Leaving out every picture, output the records below exactly as they are.

:: Dataset records ::

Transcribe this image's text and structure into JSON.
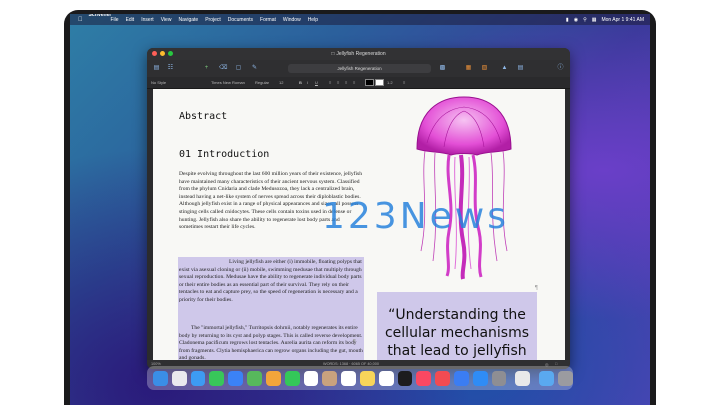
{
  "menubar": {
    "app_name": "Scrivener",
    "items": [
      "File",
      "Edit",
      "Insert",
      "View",
      "Navigate",
      "Project",
      "Documents",
      "Format",
      "Window",
      "Help"
    ],
    "clock": "Mon Apr 1  9:41 AM"
  },
  "window": {
    "title": "Jellyfish Regeneration",
    "document_field": "Jellyfish Regeneration",
    "traffic_lights": [
      "#ff5f57",
      "#febc2e",
      "#28c840"
    ]
  },
  "formatbar": {
    "style": "No Style",
    "font_family": "Times New Roman",
    "font_weight": "Regular",
    "font_size": "12",
    "line_spacing": "1.2"
  },
  "document": {
    "heading_abstract": "Abstract",
    "heading_intro": "01 Introduction",
    "paragraph1": "Despite evolving throughout the last 600 million years of their existence, jellyfish have maintained many characteristics of their ancient nervous system. Classified from the phylum Cnidaria and clade Medusozoa, they lack a centralized brain, instead having a net-like system of nerves spread across their diploblastic bodies. Although jellyfish exist in a range of physical appearances and sizes, all possess stinging cells called cnidocytes. These cells contain toxins used in defense or hunting. Jellyfish also share the ability to regenerate lost body parts and sometimes restart their life cycles.",
    "paragraph2": "Living jellyfish are either (i) immobile, floating polyps that exist via asexual cloning or (ii) mobile, swimming medusae that multiply through sexual reproduction. Medusae have the ability to regenerate individual body parts or their entire bodies as an essential part of their survival. They rely on their tentacles to eat and capture prey, so the speed of regeneration is necessary and a priority for their bodies.",
    "paragraph3": "The \"immortal jellyfish,\" Turritopsis dohrnii, notably regenerates its entire body by returning to its cyst and polyp stages. This is called reverse development. Cladonema pacificum regrows lost tentacles. Aurelia aurita can reform its body from fragments. Clytia hemisphaerica can regrow organs including the gut, mouth and gonads.",
    "pull_quote": "“Understanding the cellular mechanisms that lead to jellyfish regeneration may"
  },
  "statusbar": {
    "zoom": "100%",
    "word_count": "WORDS: 1368 · 6065 OF 40,000"
  },
  "watermark": "123News",
  "dock": {
    "apps": [
      "finder",
      "launchpad",
      "safari",
      "messages",
      "mail",
      "maps",
      "photos",
      "facetime",
      "calendar",
      "contacts",
      "reminders",
      "notes",
      "freeform",
      "tv",
      "music",
      "news",
      "keynote",
      "app-store",
      "system-settings",
      "scrivener",
      "downloads",
      "trash"
    ],
    "colors": [
      "#3a8ee6",
      "#e9e9ee",
      "#3d9bf3",
      "#38c75a",
      "#3b82f6",
      "#57b85c",
      "#f3a53b",
      "#34c759",
      "#ffffff",
      "#c9a27e",
      "#ffffff",
      "#f7d55a",
      "#ffffff",
      "#1c1c1e",
      "#fa4862",
      "#f24b52",
      "#3b7df3",
      "#2f8cf5",
      "#8e8e93",
      "#e9e9e9",
      "#5aa9f0",
      "#9b9ba0"
    ]
  }
}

:::

* _Output for this task_
Transcribe this image's text and structure into JSON.
{
  "menubar": {
    "app_name": "Scrivener",
    "items": [
      "File",
      "Edit",
      "Insert",
      "View",
      "Navigate",
      "Project",
      "Documents",
      "Format",
      "Window",
      "Help"
    ],
    "clock": "Mon Apr 1  9:41 AM"
  },
  "window": {
    "title": "Jellyfish Regeneration",
    "document_field": "Jellyfish Regeneration",
    "traffic_lights": [
      "#ff5f57",
      "#febc2e",
      "#28c840"
    ]
  },
  "formatbar": {
    "style": "No Style",
    "font_family": "Times New Roman",
    "font_weight": "Regular",
    "font_size": "12",
    "line_spacing": "1.2"
  },
  "document": {
    "heading_abstract": "Abstract",
    "heading_intro": "01 Introduction",
    "paragraph1": "Despite evolving throughout the last 600 million years of their existence, jellyfish have maintained many characteristics of their ancient nervous system. Classified from the phylum Cnidaria and clade Medusozoa, they lack a centralized brain, instead having a net-like system of nerves spread across their diploblastic bodies. Although jellyfish exist in a range of physical appearances and sizes, all possess stinging cells called cnidocytes. These cells contain toxins used in defense or hunting. Jellyfish also share the ability to regenerate lost body parts and sometimes restart their life cycles.",
    "paragraph2": "Living jellyfish are either (i) immobile, floating polyps that exist via asexual cloning or (ii) mobile, swimming medusae that multiply through sexual reproduction. Medusae have the ability to regenerate individual body parts or their entire bodies as an essential part of their survival. They rely on their tentacles to eat and capture prey, so the speed of regeneration is necessary and a priority for their bodies.",
    "paragraph3": "The \"immortal jellyfish,\" Turritopsis dohrnii, notably regenerates its entire body by returning to its cyst and polyp stages. This is called reverse development. Cladonema pacificum regrows lost tentacles. Aurelia aurita can reform its body from fragments. Clytia hemisphaerica can regrow organs including the gut, mouth and gonads.",
    "pull_quote": "“Understanding the cellular mechanisms that lead to jellyfish regeneration may"
  },
  "statusbar": {
    "zoom": "100%",
    "word_count": "WORDS: 1368 · 6065 OF 40,000"
  },
  "watermark": "123News",
  "dock": {
    "apps": [
      "finder",
      "launchpad",
      "safari",
      "messages",
      "mail",
      "maps",
      "photos",
      "facetime",
      "calendar",
      "contacts",
      "reminders",
      "notes",
      "freeform",
      "tv",
      "music",
      "news",
      "keynote",
      "app-store",
      "system-settings",
      "scrivener",
      "downloads",
      "trash"
    ],
    "colors": [
      "#3a8ee6",
      "#e9e9ee",
      "#3d9bf3",
      "#38c75a",
      "#3b82f6",
      "#57b85c",
      "#f3a53b",
      "#34c759",
      "#ffffff",
      "#c9a27e",
      "#ffffff",
      "#f7d55a",
      "#ffffff",
      "#1c1c1e",
      "#fa4862",
      "#f24b52",
      "#3b7df3",
      "#2f8cf5",
      "#8e8e93",
      "#e9e9e9",
      "#5aa9f0",
      "#9b9ba0"
    ]
  }
}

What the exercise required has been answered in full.